▸ Your goal
Below is a listing to transcribe in full and exactly; keep the pictures out.

--- start Material ---

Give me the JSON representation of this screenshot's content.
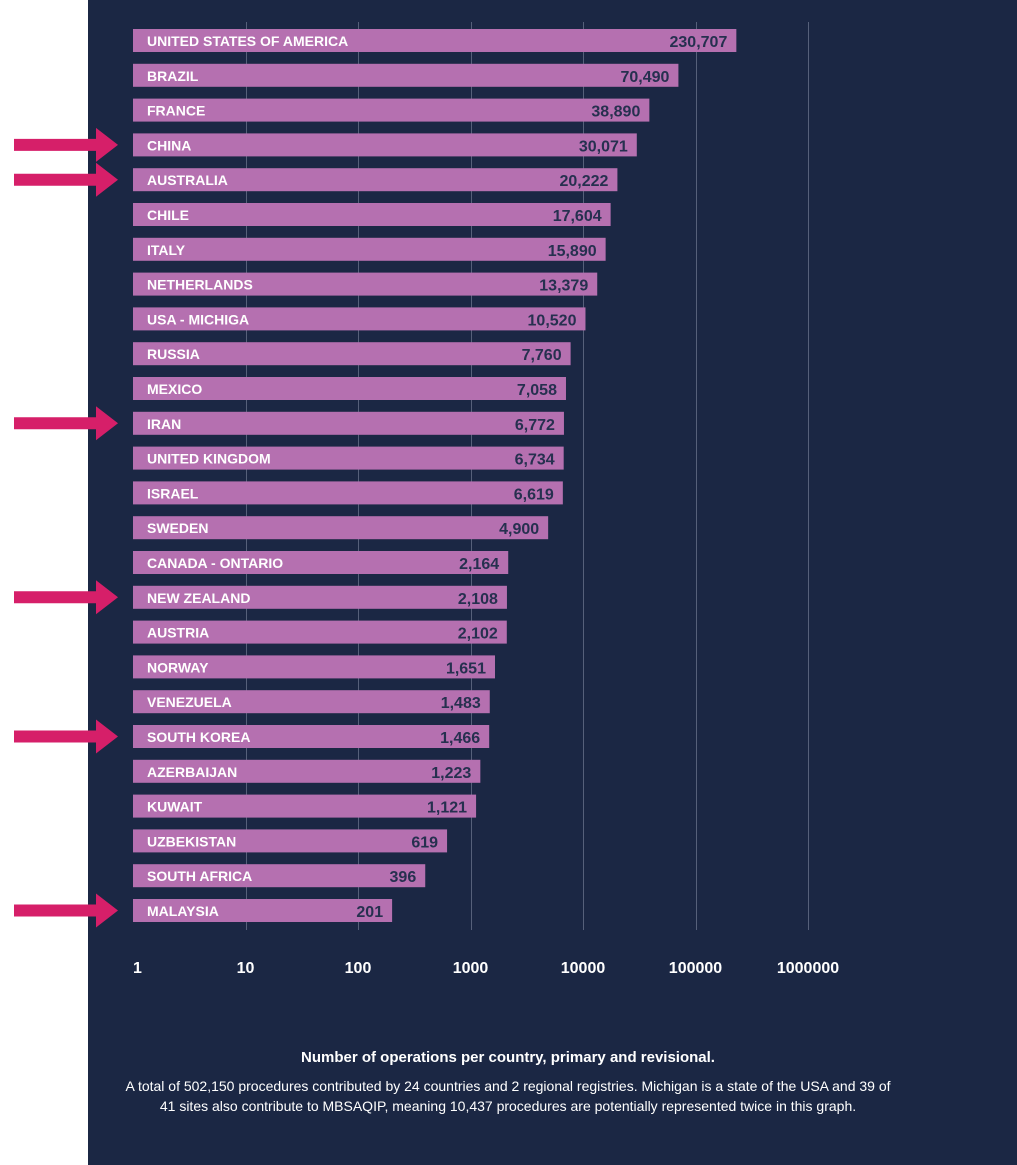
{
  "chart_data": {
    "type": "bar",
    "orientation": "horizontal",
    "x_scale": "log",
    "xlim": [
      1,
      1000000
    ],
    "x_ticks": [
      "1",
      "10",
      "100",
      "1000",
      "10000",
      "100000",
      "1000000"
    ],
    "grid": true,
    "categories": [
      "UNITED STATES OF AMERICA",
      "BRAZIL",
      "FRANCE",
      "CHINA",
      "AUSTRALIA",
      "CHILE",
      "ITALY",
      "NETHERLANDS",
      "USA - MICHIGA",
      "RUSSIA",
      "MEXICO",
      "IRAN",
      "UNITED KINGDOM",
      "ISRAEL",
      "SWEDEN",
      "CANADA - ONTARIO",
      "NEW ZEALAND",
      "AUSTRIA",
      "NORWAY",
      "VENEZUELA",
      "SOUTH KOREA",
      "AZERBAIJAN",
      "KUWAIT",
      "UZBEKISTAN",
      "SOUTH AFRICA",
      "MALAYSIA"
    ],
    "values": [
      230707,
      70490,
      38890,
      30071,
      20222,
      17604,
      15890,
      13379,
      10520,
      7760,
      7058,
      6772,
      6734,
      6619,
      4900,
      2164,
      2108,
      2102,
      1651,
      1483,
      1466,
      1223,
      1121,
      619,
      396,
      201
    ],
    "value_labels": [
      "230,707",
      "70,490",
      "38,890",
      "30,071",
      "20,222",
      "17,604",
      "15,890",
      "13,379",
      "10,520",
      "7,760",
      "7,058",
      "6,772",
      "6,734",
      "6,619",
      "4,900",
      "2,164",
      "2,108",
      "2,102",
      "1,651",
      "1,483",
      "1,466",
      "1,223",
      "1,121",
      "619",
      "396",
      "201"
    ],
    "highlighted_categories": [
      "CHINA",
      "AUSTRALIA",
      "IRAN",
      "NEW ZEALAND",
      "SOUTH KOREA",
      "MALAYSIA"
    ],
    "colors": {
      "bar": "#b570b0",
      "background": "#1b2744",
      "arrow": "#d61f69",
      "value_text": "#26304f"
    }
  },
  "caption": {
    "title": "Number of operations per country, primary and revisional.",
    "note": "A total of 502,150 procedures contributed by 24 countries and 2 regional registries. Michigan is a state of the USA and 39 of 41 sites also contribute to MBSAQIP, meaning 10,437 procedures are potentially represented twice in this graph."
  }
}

--- end Material ---

▸ Finished exercise
Give me the JSON representation of this screenshot's content.
{
  "chart_data": {
    "type": "bar",
    "orientation": "horizontal",
    "x_scale": "log",
    "xlim": [
      1,
      1000000
    ],
    "x_ticks": [
      "1",
      "10",
      "100",
      "1000",
      "10000",
      "100000",
      "1000000"
    ],
    "grid": true,
    "categories": [
      "UNITED STATES OF AMERICA",
      "BRAZIL",
      "FRANCE",
      "CHINA",
      "AUSTRALIA",
      "CHILE",
      "ITALY",
      "NETHERLANDS",
      "USA - MICHIGA",
      "RUSSIA",
      "MEXICO",
      "IRAN",
      "UNITED KINGDOM",
      "ISRAEL",
      "SWEDEN",
      "CANADA - ONTARIO",
      "NEW ZEALAND",
      "AUSTRIA",
      "NORWAY",
      "VENEZUELA",
      "SOUTH KOREA",
      "AZERBAIJAN",
      "KUWAIT",
      "UZBEKISTAN",
      "SOUTH AFRICA",
      "MALAYSIA"
    ],
    "values": [
      230707,
      70490,
      38890,
      30071,
      20222,
      17604,
      15890,
      13379,
      10520,
      7760,
      7058,
      6772,
      6734,
      6619,
      4900,
      2164,
      2108,
      2102,
      1651,
      1483,
      1466,
      1223,
      1121,
      619,
      396,
      201
    ],
    "value_labels": [
      "230,707",
      "70,490",
      "38,890",
      "30,071",
      "20,222",
      "17,604",
      "15,890",
      "13,379",
      "10,520",
      "7,760",
      "7,058",
      "6,772",
      "6,734",
      "6,619",
      "4,900",
      "2,164",
      "2,108",
      "2,102",
      "1,651",
      "1,483",
      "1,466",
      "1,223",
      "1,121",
      "619",
      "396",
      "201"
    ],
    "highlighted_categories": [
      "CHINA",
      "AUSTRALIA",
      "IRAN",
      "NEW ZEALAND",
      "SOUTH KOREA",
      "MALAYSIA"
    ],
    "colors": {
      "bar": "#b570b0",
      "background": "#1b2744",
      "arrow": "#d61f69",
      "value_text": "#26304f"
    }
  },
  "caption": {
    "title": "Number of operations per country, primary and revisional.",
    "note": "A total of 502,150 procedures contributed by 24 countries and 2 regional registries. Michigan is a state of the USA and 39 of 41 sites also contribute to MBSAQIP, meaning 10,437 procedures are potentially represented twice in this graph."
  }
}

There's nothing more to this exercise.